[Dataset rows]
# # # # # # #

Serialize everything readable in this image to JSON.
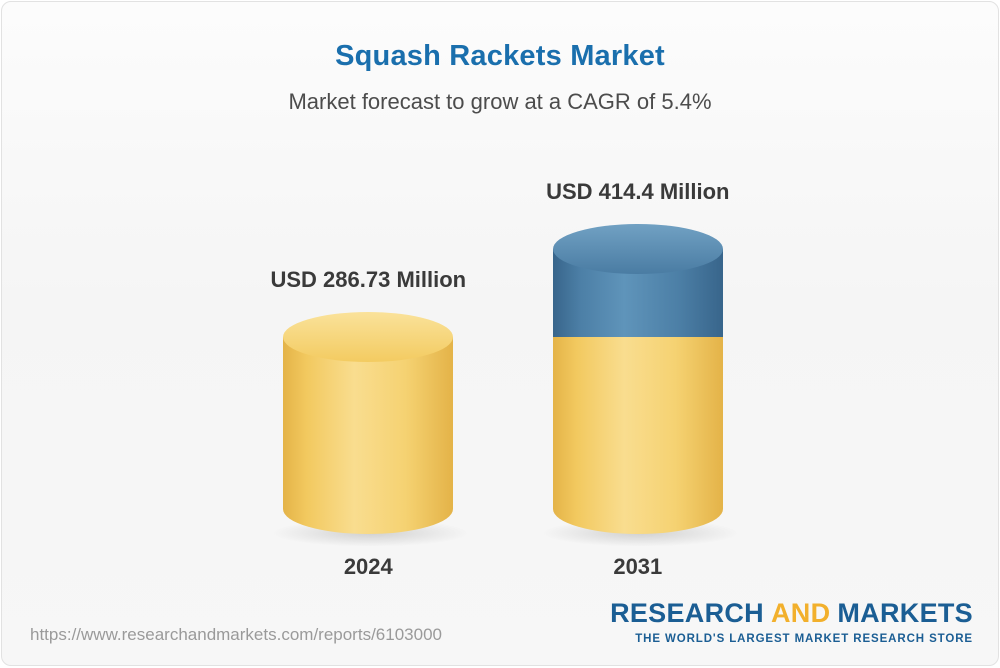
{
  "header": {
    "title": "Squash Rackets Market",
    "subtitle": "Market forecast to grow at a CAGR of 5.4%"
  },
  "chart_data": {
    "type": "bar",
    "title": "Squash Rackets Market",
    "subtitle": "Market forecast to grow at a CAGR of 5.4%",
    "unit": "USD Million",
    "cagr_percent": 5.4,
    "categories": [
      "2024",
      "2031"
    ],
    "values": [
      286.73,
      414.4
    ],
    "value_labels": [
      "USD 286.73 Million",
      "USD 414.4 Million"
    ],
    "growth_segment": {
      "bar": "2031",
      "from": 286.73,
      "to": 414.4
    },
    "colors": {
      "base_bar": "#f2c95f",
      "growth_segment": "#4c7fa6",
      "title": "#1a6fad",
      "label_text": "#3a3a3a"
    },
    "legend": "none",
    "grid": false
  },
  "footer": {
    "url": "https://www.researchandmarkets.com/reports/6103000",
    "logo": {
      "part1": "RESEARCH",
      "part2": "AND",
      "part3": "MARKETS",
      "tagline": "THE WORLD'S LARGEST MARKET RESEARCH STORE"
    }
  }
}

# # # # # # #

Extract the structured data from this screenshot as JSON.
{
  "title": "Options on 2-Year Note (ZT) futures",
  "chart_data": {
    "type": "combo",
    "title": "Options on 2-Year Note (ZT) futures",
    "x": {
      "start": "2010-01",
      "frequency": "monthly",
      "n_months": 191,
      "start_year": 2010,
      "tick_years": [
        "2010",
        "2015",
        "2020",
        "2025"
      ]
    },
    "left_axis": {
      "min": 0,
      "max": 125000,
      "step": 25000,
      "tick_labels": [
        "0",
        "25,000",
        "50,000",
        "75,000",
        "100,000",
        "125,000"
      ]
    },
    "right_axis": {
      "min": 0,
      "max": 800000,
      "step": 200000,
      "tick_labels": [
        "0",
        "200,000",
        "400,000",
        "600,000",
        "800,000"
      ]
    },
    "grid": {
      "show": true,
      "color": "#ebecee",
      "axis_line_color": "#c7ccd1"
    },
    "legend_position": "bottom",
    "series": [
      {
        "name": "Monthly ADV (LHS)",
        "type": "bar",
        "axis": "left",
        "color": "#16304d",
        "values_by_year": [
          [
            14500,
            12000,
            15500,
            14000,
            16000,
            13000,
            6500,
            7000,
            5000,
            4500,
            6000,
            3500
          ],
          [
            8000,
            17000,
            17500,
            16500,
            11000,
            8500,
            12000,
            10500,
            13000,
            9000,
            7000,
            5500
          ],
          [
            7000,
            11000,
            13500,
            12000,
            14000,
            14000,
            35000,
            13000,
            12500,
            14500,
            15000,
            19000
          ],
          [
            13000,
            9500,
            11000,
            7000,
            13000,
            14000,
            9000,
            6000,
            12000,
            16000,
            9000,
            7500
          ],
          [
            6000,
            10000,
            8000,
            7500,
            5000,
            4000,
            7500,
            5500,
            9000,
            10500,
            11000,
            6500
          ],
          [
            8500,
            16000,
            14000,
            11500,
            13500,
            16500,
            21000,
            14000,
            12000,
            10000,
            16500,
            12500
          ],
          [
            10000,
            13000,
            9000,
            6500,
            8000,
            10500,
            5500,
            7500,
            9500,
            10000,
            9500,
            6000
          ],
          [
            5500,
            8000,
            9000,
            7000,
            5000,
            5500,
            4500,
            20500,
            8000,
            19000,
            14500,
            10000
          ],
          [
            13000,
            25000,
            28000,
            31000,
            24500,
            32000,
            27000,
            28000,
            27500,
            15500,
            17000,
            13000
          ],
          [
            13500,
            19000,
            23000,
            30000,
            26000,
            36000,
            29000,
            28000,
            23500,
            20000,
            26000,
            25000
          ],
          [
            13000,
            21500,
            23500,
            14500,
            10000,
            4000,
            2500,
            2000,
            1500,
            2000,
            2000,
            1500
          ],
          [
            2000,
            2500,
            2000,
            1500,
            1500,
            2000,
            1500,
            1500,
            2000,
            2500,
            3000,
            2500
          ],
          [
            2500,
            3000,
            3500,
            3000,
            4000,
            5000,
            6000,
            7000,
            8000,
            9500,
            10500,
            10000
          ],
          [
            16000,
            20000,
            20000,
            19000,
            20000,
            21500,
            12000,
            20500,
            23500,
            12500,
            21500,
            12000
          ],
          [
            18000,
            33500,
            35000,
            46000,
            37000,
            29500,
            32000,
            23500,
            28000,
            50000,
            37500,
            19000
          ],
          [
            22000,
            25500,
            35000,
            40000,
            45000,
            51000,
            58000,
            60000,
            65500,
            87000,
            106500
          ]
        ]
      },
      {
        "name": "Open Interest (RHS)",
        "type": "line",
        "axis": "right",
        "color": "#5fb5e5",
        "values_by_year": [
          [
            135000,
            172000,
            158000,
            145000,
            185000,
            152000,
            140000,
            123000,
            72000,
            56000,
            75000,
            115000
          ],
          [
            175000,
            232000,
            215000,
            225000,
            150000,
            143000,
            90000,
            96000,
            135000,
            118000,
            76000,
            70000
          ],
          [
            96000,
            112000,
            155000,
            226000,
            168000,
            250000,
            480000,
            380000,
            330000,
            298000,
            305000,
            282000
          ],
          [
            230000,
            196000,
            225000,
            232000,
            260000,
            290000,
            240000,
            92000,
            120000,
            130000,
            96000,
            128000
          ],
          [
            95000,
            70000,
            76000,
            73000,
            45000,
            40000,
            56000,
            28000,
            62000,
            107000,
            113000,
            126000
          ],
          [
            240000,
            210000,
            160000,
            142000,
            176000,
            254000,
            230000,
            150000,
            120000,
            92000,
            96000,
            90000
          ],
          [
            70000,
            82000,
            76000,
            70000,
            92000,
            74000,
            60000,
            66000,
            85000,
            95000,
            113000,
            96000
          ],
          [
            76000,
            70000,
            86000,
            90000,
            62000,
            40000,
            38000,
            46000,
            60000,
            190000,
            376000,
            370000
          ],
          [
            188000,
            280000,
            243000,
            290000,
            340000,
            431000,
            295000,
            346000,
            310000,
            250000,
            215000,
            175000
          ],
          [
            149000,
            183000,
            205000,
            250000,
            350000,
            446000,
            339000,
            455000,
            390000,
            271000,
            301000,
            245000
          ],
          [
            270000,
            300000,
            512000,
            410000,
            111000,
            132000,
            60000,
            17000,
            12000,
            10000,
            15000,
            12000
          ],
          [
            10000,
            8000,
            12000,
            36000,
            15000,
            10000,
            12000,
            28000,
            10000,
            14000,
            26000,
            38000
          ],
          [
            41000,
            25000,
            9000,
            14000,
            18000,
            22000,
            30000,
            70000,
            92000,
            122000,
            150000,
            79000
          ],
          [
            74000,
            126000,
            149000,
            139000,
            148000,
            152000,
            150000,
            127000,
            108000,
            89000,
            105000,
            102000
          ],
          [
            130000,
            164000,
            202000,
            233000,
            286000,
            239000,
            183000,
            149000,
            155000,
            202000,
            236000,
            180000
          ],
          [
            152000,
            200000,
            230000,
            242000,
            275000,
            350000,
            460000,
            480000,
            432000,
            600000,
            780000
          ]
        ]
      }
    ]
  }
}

# # # # # # #

### Stated problem
Return each line with "futures".

### Complete response
  "title": "Options on 2-Year Note (ZT) futures",
    "title": "Options on 2-Year Note (ZT) futures",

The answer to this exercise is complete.